(begin)

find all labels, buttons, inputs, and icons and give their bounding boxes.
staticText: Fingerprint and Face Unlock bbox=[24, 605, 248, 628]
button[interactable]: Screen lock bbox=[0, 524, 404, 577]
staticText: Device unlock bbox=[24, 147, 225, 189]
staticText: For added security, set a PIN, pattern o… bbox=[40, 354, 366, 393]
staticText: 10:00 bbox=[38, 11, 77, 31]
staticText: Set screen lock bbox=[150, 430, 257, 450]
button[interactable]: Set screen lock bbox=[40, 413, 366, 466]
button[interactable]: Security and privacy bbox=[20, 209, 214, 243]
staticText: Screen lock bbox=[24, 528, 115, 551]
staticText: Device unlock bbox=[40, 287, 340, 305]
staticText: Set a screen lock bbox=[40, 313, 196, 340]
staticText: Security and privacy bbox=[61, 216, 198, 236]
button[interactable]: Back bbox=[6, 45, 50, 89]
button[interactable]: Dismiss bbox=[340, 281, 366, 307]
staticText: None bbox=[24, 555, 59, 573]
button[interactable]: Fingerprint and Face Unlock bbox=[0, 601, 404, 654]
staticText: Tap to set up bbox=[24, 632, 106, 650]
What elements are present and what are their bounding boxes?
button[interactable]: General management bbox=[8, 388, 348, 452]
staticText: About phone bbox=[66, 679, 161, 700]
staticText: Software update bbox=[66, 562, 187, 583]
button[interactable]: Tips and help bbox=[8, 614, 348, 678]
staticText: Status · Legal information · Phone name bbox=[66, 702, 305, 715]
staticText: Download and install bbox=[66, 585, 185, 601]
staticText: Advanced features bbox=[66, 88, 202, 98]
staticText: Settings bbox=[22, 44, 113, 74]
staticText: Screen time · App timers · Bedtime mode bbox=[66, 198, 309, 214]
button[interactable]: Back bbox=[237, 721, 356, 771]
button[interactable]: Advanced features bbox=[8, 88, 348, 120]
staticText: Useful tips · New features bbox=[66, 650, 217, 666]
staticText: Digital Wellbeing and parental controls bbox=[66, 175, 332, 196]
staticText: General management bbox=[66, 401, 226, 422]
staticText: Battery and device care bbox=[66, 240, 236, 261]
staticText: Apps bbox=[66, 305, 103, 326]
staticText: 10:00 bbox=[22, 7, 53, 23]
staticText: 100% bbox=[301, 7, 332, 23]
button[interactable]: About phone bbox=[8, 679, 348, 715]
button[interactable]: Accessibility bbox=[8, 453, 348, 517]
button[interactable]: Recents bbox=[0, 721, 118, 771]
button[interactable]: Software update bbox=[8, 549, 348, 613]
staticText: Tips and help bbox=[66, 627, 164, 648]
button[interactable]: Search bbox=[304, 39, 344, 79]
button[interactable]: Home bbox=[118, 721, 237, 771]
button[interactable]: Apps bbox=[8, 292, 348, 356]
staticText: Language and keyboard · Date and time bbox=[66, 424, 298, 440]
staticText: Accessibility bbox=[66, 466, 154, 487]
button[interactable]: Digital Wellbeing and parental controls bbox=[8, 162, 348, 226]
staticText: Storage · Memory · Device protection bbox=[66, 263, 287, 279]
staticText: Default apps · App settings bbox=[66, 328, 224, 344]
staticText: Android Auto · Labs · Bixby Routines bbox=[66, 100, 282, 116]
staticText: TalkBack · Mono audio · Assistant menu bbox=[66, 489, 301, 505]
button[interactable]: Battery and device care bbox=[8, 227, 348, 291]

(end)

■ **WHAT YOU ARE ASKED TO DO**
Copy the material above word for word, starting at its first line and ending at the line containing "staticText: Tap to", with both of those lines included.

■ **THE COMPLETED TASK**
find all labels, buttons, inputs, and icons and give their bounding boxes.
staticText: Fingerprint and Face Unlock bbox=[24, 605, 248, 628]
button[interactable]: Screen lock bbox=[0, 524, 404, 577]
staticText: Device unlock bbox=[24, 147, 225, 189]
staticText: For added security, set a PIN, pattern o… bbox=[40, 354, 366, 393]
staticText: 10:00 bbox=[38, 11, 77, 31]
staticText: Set screen lock bbox=[150, 430, 257, 450]
button[interactable]: Set screen lock bbox=[40, 413, 366, 466]
button[interactable]: Security and privacy bbox=[20, 209, 214, 243]
staticText: Screen lock bbox=[24, 528, 115, 551]
staticText: Device unlock bbox=[40, 287, 340, 305]
staticText: Set a screen lock bbox=[40, 313, 196, 340]
staticText: Security and privacy bbox=[61, 216, 198, 236]
button[interactable]: Back bbox=[6, 45, 50, 89]
button[interactable]: Dismiss bbox=[340, 281, 366, 307]
staticText: None bbox=[24, 555, 59, 573]
button[interactable]: Fingerprint and Face Unlock bbox=[0, 601, 404, 654]
staticText: Tap to set up bbox=[24, 632, 106, 650]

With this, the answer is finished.